## INPUT MATERIAL
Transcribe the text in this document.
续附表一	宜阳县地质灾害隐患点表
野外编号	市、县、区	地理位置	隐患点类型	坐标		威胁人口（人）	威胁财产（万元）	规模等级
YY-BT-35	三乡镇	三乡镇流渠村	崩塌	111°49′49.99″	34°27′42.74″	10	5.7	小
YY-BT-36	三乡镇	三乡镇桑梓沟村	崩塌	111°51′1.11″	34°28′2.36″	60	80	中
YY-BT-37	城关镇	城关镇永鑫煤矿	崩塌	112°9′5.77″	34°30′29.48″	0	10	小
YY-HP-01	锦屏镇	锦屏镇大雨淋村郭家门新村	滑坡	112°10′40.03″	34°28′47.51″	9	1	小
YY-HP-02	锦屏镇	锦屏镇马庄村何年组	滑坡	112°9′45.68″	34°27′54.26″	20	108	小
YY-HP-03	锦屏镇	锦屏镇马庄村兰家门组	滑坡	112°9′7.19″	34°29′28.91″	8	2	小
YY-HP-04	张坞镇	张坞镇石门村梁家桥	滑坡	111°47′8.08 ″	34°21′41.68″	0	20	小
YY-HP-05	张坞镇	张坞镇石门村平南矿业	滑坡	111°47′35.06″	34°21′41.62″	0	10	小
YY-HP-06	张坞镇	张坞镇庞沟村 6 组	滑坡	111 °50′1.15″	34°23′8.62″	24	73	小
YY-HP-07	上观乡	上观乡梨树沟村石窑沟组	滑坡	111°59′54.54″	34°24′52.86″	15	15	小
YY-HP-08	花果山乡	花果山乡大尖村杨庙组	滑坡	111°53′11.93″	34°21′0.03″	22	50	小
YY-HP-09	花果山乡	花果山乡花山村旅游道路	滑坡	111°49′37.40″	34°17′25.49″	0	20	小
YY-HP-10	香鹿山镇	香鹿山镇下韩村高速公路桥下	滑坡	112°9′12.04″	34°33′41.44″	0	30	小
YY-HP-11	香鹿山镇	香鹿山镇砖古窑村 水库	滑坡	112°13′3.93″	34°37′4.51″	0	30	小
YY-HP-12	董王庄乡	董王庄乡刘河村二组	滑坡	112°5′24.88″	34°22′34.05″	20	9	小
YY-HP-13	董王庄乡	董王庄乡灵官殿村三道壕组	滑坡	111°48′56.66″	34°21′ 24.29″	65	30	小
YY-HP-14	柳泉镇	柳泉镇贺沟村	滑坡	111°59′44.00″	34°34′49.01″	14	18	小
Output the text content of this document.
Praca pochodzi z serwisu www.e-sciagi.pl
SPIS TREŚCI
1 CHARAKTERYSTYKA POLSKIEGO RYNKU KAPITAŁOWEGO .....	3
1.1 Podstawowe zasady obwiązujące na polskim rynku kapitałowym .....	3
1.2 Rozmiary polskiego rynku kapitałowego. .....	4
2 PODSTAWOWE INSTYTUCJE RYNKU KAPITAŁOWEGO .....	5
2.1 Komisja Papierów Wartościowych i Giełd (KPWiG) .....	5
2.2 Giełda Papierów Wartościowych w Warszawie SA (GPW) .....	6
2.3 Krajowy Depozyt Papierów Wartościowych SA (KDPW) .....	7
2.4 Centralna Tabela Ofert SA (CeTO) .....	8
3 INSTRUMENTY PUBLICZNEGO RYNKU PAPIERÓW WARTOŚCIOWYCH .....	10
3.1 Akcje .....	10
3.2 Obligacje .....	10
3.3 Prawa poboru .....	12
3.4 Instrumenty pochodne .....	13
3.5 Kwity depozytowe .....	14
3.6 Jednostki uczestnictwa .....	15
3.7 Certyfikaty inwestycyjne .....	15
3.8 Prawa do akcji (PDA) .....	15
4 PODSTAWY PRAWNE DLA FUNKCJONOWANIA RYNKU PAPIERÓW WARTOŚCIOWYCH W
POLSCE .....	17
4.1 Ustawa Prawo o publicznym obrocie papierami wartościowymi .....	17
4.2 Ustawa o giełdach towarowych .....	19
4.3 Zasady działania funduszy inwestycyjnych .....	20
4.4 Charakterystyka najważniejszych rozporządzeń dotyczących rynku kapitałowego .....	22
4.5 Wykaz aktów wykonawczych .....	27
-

## THE TASK
Go through the records and show every line with the string "text" in it.

## SOLUTION
Transcribe the text in this document.
Output the text content of this document.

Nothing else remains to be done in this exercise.